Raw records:
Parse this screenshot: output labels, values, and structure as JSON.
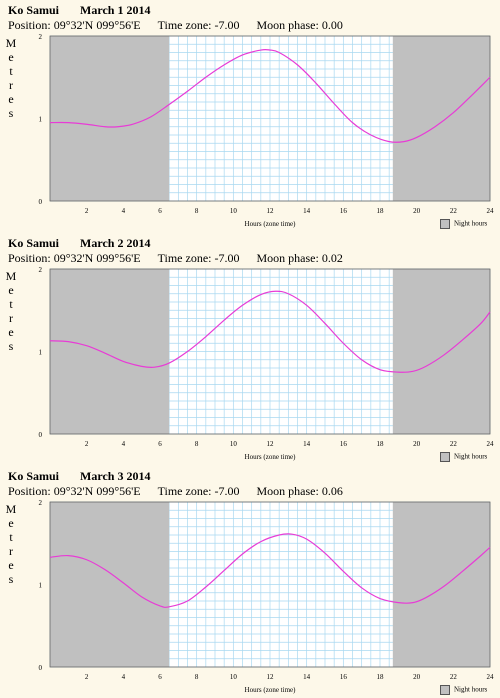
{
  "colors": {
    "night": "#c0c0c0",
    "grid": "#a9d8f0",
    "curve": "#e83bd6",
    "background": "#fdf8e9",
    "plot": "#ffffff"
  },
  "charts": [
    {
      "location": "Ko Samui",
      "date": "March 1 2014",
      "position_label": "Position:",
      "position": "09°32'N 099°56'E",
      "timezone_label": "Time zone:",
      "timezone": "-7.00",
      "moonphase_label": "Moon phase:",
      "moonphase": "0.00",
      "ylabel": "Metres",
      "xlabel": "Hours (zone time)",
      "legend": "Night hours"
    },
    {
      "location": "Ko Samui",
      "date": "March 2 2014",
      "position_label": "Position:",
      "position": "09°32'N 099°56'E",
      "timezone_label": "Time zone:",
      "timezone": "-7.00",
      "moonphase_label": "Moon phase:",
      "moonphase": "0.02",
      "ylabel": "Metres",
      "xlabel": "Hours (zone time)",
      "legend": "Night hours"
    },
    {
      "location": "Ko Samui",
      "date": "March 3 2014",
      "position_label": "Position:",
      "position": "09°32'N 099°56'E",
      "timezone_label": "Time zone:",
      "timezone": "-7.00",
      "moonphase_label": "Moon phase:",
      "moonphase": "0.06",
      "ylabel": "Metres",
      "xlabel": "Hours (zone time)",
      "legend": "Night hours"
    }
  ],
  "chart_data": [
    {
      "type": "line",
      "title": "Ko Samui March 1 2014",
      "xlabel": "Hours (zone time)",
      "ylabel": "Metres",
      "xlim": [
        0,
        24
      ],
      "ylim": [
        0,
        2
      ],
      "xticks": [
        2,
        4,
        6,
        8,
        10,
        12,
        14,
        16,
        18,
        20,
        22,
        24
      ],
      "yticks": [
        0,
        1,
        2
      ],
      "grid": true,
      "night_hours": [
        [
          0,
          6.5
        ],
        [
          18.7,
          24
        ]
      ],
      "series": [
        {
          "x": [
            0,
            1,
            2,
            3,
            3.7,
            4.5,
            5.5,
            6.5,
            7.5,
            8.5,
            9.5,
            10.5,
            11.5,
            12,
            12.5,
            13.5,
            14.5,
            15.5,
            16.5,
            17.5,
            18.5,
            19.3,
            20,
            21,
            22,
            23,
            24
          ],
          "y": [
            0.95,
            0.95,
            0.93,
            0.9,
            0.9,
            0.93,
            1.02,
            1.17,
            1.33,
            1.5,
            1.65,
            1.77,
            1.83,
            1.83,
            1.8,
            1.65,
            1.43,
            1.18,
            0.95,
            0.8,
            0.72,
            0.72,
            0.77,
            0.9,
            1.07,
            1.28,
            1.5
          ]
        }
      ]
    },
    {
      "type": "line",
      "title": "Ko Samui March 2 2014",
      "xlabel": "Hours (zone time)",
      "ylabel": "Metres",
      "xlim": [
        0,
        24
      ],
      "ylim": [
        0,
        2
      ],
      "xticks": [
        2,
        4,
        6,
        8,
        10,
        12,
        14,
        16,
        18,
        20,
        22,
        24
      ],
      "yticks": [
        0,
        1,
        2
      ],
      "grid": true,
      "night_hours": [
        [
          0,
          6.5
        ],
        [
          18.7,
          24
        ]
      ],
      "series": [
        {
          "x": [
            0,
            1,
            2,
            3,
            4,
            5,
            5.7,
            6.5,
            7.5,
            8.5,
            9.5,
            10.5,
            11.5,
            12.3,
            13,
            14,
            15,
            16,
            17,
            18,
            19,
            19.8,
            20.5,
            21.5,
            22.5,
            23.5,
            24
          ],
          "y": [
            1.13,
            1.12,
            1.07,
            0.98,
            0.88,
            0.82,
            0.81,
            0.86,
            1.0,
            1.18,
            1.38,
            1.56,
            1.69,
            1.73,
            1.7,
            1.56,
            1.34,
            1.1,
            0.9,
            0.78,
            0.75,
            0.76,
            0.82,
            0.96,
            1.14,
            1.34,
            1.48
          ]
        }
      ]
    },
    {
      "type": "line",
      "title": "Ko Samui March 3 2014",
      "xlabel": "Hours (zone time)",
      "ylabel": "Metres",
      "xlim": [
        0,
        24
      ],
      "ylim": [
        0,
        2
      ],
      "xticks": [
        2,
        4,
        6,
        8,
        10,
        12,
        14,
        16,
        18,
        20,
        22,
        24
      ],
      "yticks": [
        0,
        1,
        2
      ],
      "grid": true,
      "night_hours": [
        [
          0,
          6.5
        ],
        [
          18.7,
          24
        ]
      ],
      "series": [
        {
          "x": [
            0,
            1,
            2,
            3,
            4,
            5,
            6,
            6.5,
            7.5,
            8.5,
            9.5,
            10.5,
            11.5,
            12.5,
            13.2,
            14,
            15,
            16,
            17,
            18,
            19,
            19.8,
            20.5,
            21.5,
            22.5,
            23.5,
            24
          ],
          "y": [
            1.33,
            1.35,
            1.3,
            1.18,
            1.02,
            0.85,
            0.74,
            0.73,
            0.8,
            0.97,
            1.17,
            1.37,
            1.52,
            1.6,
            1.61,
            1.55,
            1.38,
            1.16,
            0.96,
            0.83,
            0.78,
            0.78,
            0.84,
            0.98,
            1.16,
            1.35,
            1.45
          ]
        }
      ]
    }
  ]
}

### WHAT IS EXPECTED
Reproduce the records, all of them, word for word; omit the pictures.

### THE OUTPUT
Parse this screenshot: output labels, values, and structure as JSON.
{
  "colors": {
    "night": "#c0c0c0",
    "grid": "#a9d8f0",
    "curve": "#e83bd6",
    "background": "#fdf8e9",
    "plot": "#ffffff"
  },
  "charts": [
    {
      "location": "Ko Samui",
      "date": "March 1 2014",
      "position_label": "Position:",
      "position": "09°32'N 099°56'E",
      "timezone_label": "Time zone:",
      "timezone": "-7.00",
      "moonphase_label": "Moon phase:",
      "moonphase": "0.00",
      "ylabel": "Metres",
      "xlabel": "Hours (zone time)",
      "legend": "Night hours"
    },
    {
      "location": "Ko Samui",
      "date": "March 2 2014",
      "position_label": "Position:",
      "position": "09°32'N 099°56'E",
      "timezone_label": "Time zone:",
      "timezone": "-7.00",
      "moonphase_label": "Moon phase:",
      "moonphase": "0.02",
      "ylabel": "Metres",
      "xlabel": "Hours (zone time)",
      "legend": "Night hours"
    },
    {
      "location": "Ko Samui",
      "date": "March 3 2014",
      "position_label": "Position:",
      "position": "09°32'N 099°56'E",
      "timezone_label": "Time zone:",
      "timezone": "-7.00",
      "moonphase_label": "Moon phase:",
      "moonphase": "0.06",
      "ylabel": "Metres",
      "xlabel": "Hours (zone time)",
      "legend": "Night hours"
    }
  ],
  "chart_data": [
    {
      "type": "line",
      "title": "Ko Samui March 1 2014",
      "xlabel": "Hours (zone time)",
      "ylabel": "Metres",
      "xlim": [
        0,
        24
      ],
      "ylim": [
        0,
        2
      ],
      "xticks": [
        2,
        4,
        6,
        8,
        10,
        12,
        14,
        16,
        18,
        20,
        22,
        24
      ],
      "yticks": [
        0,
        1,
        2
      ],
      "grid": true,
      "night_hours": [
        [
          0,
          6.5
        ],
        [
          18.7,
          24
        ]
      ],
      "series": [
        {
          "x": [
            0,
            1,
            2,
            3,
            3.7,
            4.5,
            5.5,
            6.5,
            7.5,
            8.5,
            9.5,
            10.5,
            11.5,
            12,
            12.5,
            13.5,
            14.5,
            15.5,
            16.5,
            17.5,
            18.5,
            19.3,
            20,
            21,
            22,
            23,
            24
          ],
          "y": [
            0.95,
            0.95,
            0.93,
            0.9,
            0.9,
            0.93,
            1.02,
            1.17,
            1.33,
            1.5,
            1.65,
            1.77,
            1.83,
            1.83,
            1.8,
            1.65,
            1.43,
            1.18,
            0.95,
            0.8,
            0.72,
            0.72,
            0.77,
            0.9,
            1.07,
            1.28,
            1.5
          ]
        }
      ]
    },
    {
      "type": "line",
      "title": "Ko Samui March 2 2014",
      "xlabel": "Hours (zone time)",
      "ylabel": "Metres",
      "xlim": [
        0,
        24
      ],
      "ylim": [
        0,
        2
      ],
      "xticks": [
        2,
        4,
        6,
        8,
        10,
        12,
        14,
        16,
        18,
        20,
        22,
        24
      ],
      "yticks": [
        0,
        1,
        2
      ],
      "grid": true,
      "night_hours": [
        [
          0,
          6.5
        ],
        [
          18.7,
          24
        ]
      ],
      "series": [
        {
          "x": [
            0,
            1,
            2,
            3,
            4,
            5,
            5.7,
            6.5,
            7.5,
            8.5,
            9.5,
            10.5,
            11.5,
            12.3,
            13,
            14,
            15,
            16,
            17,
            18,
            19,
            19.8,
            20.5,
            21.5,
            22.5,
            23.5,
            24
          ],
          "y": [
            1.13,
            1.12,
            1.07,
            0.98,
            0.88,
            0.82,
            0.81,
            0.86,
            1.0,
            1.18,
            1.38,
            1.56,
            1.69,
            1.73,
            1.7,
            1.56,
            1.34,
            1.1,
            0.9,
            0.78,
            0.75,
            0.76,
            0.82,
            0.96,
            1.14,
            1.34,
            1.48
          ]
        }
      ]
    },
    {
      "type": "line",
      "title": "Ko Samui March 3 2014",
      "xlabel": "Hours (zone time)",
      "ylabel": "Metres",
      "xlim": [
        0,
        24
      ],
      "ylim": [
        0,
        2
      ],
      "xticks": [
        2,
        4,
        6,
        8,
        10,
        12,
        14,
        16,
        18,
        20,
        22,
        24
      ],
      "yticks": [
        0,
        1,
        2
      ],
      "grid": true,
      "night_hours": [
        [
          0,
          6.5
        ],
        [
          18.7,
          24
        ]
      ],
      "series": [
        {
          "x": [
            0,
            1,
            2,
            3,
            4,
            5,
            6,
            6.5,
            7.5,
            8.5,
            9.5,
            10.5,
            11.5,
            12.5,
            13.2,
            14,
            15,
            16,
            17,
            18,
            19,
            19.8,
            20.5,
            21.5,
            22.5,
            23.5,
            24
          ],
          "y": [
            1.33,
            1.35,
            1.3,
            1.18,
            1.02,
            0.85,
            0.74,
            0.73,
            0.8,
            0.97,
            1.17,
            1.37,
            1.52,
            1.6,
            1.61,
            1.55,
            1.38,
            1.16,
            0.96,
            0.83,
            0.78,
            0.78,
            0.84,
            0.98,
            1.16,
            1.35,
            1.45
          ]
        }
      ]
    }
  ]
}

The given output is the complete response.